# AIM
Retype the listing that follows, word for word.

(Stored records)
-------
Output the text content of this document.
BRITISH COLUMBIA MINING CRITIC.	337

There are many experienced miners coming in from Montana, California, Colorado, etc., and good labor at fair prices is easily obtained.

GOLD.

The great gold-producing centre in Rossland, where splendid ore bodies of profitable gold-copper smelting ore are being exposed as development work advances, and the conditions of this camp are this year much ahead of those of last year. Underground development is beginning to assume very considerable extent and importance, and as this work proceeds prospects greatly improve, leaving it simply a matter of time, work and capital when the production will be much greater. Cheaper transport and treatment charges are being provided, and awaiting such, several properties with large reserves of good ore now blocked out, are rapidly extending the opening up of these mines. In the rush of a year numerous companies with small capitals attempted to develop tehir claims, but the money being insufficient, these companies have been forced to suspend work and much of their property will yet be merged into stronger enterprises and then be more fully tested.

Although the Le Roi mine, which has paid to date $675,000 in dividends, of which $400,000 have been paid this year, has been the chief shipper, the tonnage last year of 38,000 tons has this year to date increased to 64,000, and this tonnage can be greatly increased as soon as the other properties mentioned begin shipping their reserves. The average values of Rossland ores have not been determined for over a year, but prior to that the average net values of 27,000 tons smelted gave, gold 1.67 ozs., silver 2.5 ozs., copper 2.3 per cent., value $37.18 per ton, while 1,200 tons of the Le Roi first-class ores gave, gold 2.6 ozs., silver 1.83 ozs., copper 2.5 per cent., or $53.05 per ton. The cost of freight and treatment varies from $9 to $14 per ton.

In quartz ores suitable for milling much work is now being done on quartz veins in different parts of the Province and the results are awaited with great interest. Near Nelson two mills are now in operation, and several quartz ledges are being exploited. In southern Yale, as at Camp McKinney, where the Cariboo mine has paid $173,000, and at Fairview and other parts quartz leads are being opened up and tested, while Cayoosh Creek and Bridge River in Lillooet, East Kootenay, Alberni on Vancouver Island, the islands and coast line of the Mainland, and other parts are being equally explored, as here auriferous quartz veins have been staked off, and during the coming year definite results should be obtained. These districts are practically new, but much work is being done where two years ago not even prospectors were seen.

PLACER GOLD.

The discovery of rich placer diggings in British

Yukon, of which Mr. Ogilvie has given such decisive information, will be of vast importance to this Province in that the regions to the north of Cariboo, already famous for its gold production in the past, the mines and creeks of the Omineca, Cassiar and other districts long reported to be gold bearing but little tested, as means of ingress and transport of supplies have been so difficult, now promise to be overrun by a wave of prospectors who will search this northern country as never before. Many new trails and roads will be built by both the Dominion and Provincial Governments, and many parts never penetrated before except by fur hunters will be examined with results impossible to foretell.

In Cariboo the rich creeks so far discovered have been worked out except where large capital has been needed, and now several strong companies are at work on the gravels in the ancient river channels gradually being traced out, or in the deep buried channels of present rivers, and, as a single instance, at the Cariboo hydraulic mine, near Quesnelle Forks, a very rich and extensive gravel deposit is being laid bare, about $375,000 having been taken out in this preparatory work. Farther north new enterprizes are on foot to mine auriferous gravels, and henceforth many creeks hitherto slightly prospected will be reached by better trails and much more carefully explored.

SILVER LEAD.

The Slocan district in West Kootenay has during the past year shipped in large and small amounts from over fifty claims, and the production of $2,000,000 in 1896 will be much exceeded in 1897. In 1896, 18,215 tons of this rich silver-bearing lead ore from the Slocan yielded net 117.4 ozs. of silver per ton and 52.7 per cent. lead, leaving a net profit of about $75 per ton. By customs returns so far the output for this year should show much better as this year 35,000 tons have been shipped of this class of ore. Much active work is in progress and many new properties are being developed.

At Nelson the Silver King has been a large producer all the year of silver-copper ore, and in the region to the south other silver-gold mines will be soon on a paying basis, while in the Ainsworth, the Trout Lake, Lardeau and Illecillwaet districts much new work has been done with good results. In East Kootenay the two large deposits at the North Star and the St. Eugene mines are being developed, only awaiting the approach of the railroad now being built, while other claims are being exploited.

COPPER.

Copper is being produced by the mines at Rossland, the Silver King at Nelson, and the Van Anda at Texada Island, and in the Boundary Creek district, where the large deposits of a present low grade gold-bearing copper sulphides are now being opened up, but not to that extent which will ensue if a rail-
-------
# SOLUTION TO THIS EXERCISE
Output the text content of this document.
BRITISH COLUMBIA MINING CRITIC.	337

There are many experienced miners coming in from Montana, California, Colorado, etc., and good labor at fair prices is easily obtained.

GOLD.

The great gold-producing centre in Rossland, where splendid ore bodies of profitable gold-copper smelting ore are being exposed as development work advances, and the conditions of this camp are this year much ahead of those of last year. Underground development is beginning to assume very considerable extent and importance, and as this work proceeds prospects greatly improve, leaving it simply a matter of time, work and capital when the production will be much greater. Cheaper transport and treatment charges are being provided, and awaiting such, several properties with large reserves of good ore now blocked out, are rapidly extending the opening up of these mines. In the rush of a year numerous companies with small capitals attempted to develop tehir claims, but the money being insufficient, these companies have been forced to suspend work and much of their property will yet be merged into stronger enterprises and then be more fully tested.

Although the Le Roi mine, which has paid to date $675,000 in dividends, of which $400,000 have been paid this year, has been the chief shipper, the tonnage last year of 38,000 tons has this year to date increased to 64,000, and this tonnage can be greatly increased as soon as the other properties mentioned begin shipping their reserves. The average values of Rossland ores have not been determined for over a year, but prior to that the average net values of 27,000 tons smelted gave, gold 1.67 ozs., silver 2.5 ozs., copper 2.3 per cent., value $37.18 per ton, while 1,200 tons of the Le Roi first-class ores gave, gold 2.6 ozs., silver 1.83 ozs., copper 2.5 per cent., or $53.05 per ton. The cost of freight and treatment varies from $9 to $14 per ton.

In quartz ores suitable for milling much work is now being done on quartz veins in different parts of the Province and the results are awaited with great interest. Near Nelson two mills are now in operation, and several quartz ledges are being exploited. In southern Yale, as at Camp McKinney, where the Cariboo mine has paid $173,000, and at Fairview and other parts quartz leads are being opened up and tested, while Cayoosh Creek and Bridge River in Lillooet, East Kootenay, Alberni on Vancouver Island, the islands and coast line of the Mainland, and other parts are being equally explored, as here auriferous quartz veins have been staked off, and during the coming year definite results should be obtained. These districts are practically new, but much work is being done where two years ago not even prospectors were seen.

PLACER GOLD.

The discovery of rich placer diggings in British

Yukon, of which Mr. Ogilvie has given such decisive information, will be of vast importance to this Province in that the regions to the north of Cariboo, already famous for its gold production in the past, the mines and creeks of the Omineca, Cassiar and other districts long reported to be gold bearing but little tested, as means of ingress and transport of supplies have been so difficult, now promise to be overrun by a wave of prospectors who will search this northern country as never before. Many new trails and roads will be built by both the Dominion and Provincial Governments, and many parts never penetrated before except by fur hunters will be examined with results impossible to foretell.

In Cariboo the rich creeks so far discovered have been worked out except where large capital has been needed, and now several strong companies are at work on the gravels in the ancient river channels gradually being traced out, or in the deep buried channels of present rivers, and, as a single instance, at the Cariboo hydraulic mine, near Quesnelle Forks, a very rich and extensive gravel deposit is being laid bare, about $375,000 having been taken out in this preparatory work. Farther north new enterprizes are on foot to mine auriferous gravels, and henceforth many creeks hitherto slightly prospected will be reached by better trails and much more carefully explored.

SILVER LEAD.

The Slocan district in West Kootenay has during the past year shipped in large and small amounts from over fifty claims, and the production of $2,000,000 in 1896 will be much exceeded in 1897. In 1896, 18,215 tons of this rich silver-bearing lead ore from the Slocan yielded net 117.4 ozs. of silver per ton and 52.7 per cent. lead, leaving a net profit of about $75 per ton. By customs returns so far the output for this year should show much better as this year 35,000 tons have been shipped of this class of ore. Much active work is in progress and many new properties are being developed.

At Nelson the Silver King has been a large producer all the year of silver-copper ore, and in the region to the south other silver-gold mines will be soon on a paying basis, while in the Ainsworth, the Trout Lake, Lardeau and Illecillwaet districts much new work has been done with good results. In East Kootenay the two large deposits at the North Star and the St. Eugene mines are being developed, only awaiting the approach of the railroad now being built, while other claims are being exploited.

COPPER.

Copper is being produced by the mines at Rossland, the Silver King at Nelson, and the Van Anda at Texada Island, and in the Boundary Creek district, where the large deposits of a present low grade gold-bearing copper sulphides are now being opened up, but not to that extent which will ensue if a rail-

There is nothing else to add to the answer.